▶ [WHAT THE TASK REQUIRES] Images appear in the records below; leave them out and repeat everything else exactly.

▶ [EXERCISE MATERIAL]
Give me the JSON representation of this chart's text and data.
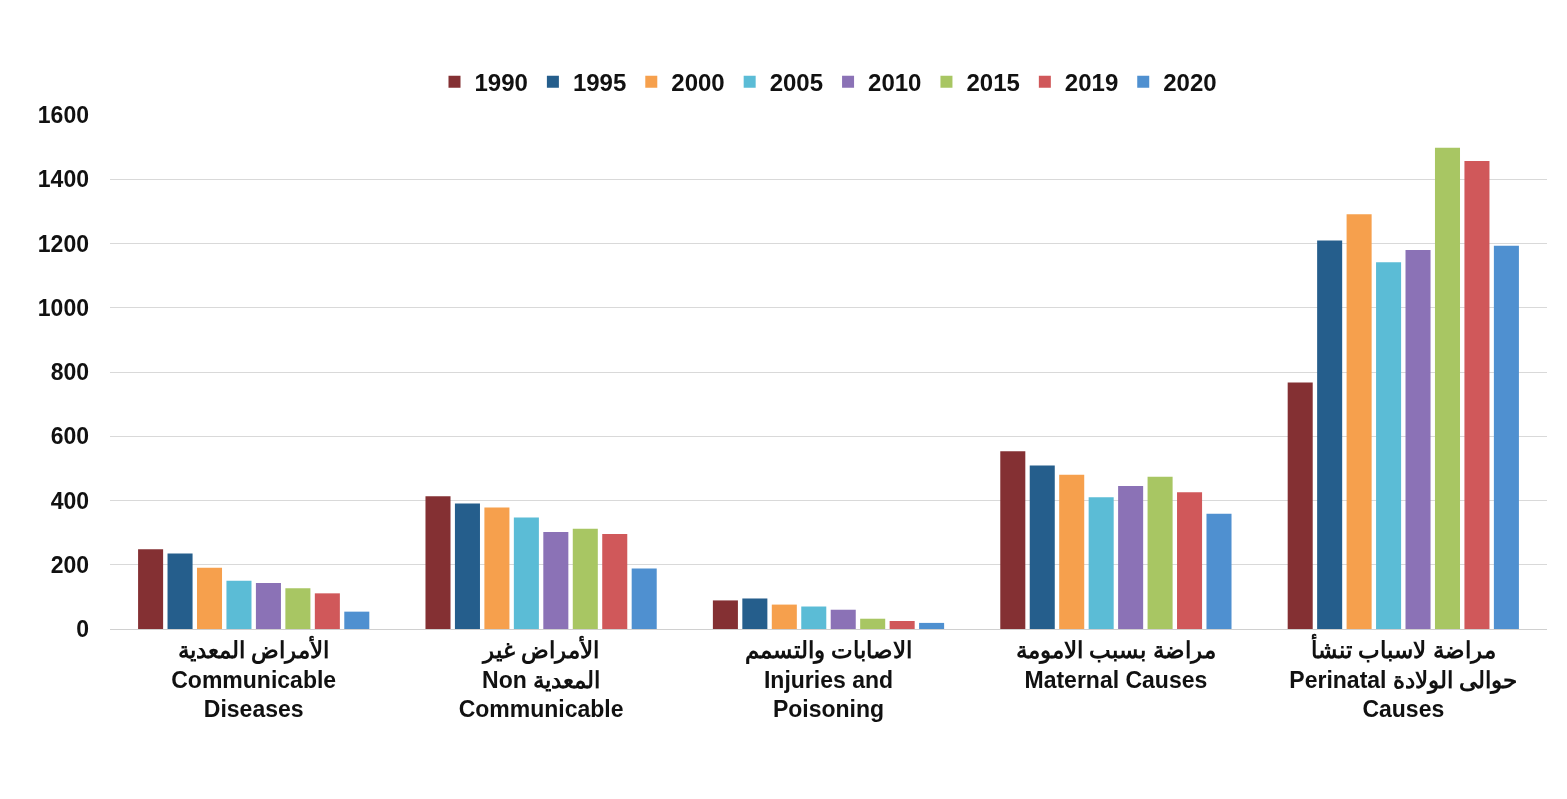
{
  "chart_data": {
    "type": "bar",
    "categories": [
      "الأمراض المعدية\nCommunicable\nDiseases",
      "الأمراض غير\nNon المعدية\nCommunicable",
      "الاصابات والتسمم\nInjuries and\nPoisoning",
      "مراضة بسبب الامومة\nMaternal Causes",
      "مراضة لاسباب تنشأ\nPerinatal حوالى الولادة\nCauses"
    ],
    "series": [
      {
        "name": "1990",
        "color": "#843033",
        "values": [
          248,
          413,
          89,
          553,
          767
        ]
      },
      {
        "name": "1995",
        "color": "#255e8c",
        "values": [
          235,
          391,
          95,
          509,
          1209
        ]
      },
      {
        "name": "2000",
        "color": "#f6a04d",
        "values": [
          191,
          378,
          76,
          480,
          1291
        ]
      },
      {
        "name": "2005",
        "color": "#5bbcd6",
        "values": [
          150,
          347,
          70,
          410,
          1142
        ]
      },
      {
        "name": "2010",
        "color": "#8b72b6",
        "values": [
          143,
          302,
          60,
          445,
          1180
        ]
      },
      {
        "name": "2015",
        "color": "#a8c663",
        "values": [
          127,
          312,
          32,
          474,
          1498
        ]
      },
      {
        "name": "2019",
        "color": "#d0585a",
        "values": [
          111,
          296,
          25,
          426,
          1457
        ]
      },
      {
        "name": "2020",
        "color": "#4f90d0",
        "values": [
          54,
          188,
          19,
          359,
          1193
        ]
      }
    ],
    "ylim": [
      0,
      1600
    ],
    "yticks": [
      0,
      200,
      400,
      600,
      800,
      1000,
      1200,
      1400,
      1600
    ],
    "grid": "y",
    "legend": "top"
  }
}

▶ [THE SOLUTION]
Give me the JSON representation of this chart's text and data.
{
  "chart_data": {
    "type": "bar",
    "categories": [
      "الأمراض المعدية\nCommunicable\nDiseases",
      "الأمراض غير\nNon المعدية\nCommunicable",
      "الاصابات والتسمم\nInjuries and\nPoisoning",
      "مراضة بسبب الامومة\nMaternal Causes",
      "مراضة لاسباب تنشأ\nPerinatal حوالى الولادة\nCauses"
    ],
    "series": [
      {
        "name": "1990",
        "color": "#843033",
        "values": [
          248,
          413,
          89,
          553,
          767
        ]
      },
      {
        "name": "1995",
        "color": "#255e8c",
        "values": [
          235,
          391,
          95,
          509,
          1209
        ]
      },
      {
        "name": "2000",
        "color": "#f6a04d",
        "values": [
          191,
          378,
          76,
          480,
          1291
        ]
      },
      {
        "name": "2005",
        "color": "#5bbcd6",
        "values": [
          150,
          347,
          70,
          410,
          1142
        ]
      },
      {
        "name": "2010",
        "color": "#8b72b6",
        "values": [
          143,
          302,
          60,
          445,
          1180
        ]
      },
      {
        "name": "2015",
        "color": "#a8c663",
        "values": [
          127,
          312,
          32,
          474,
          1498
        ]
      },
      {
        "name": "2019",
        "color": "#d0585a",
        "values": [
          111,
          296,
          25,
          426,
          1457
        ]
      },
      {
        "name": "2020",
        "color": "#4f90d0",
        "values": [
          54,
          188,
          19,
          359,
          1193
        ]
      }
    ],
    "ylim": [
      0,
      1600
    ],
    "yticks": [
      0,
      200,
      400,
      600,
      800,
      1000,
      1200,
      1400,
      1600
    ],
    "grid": "y",
    "legend": "top"
  }
}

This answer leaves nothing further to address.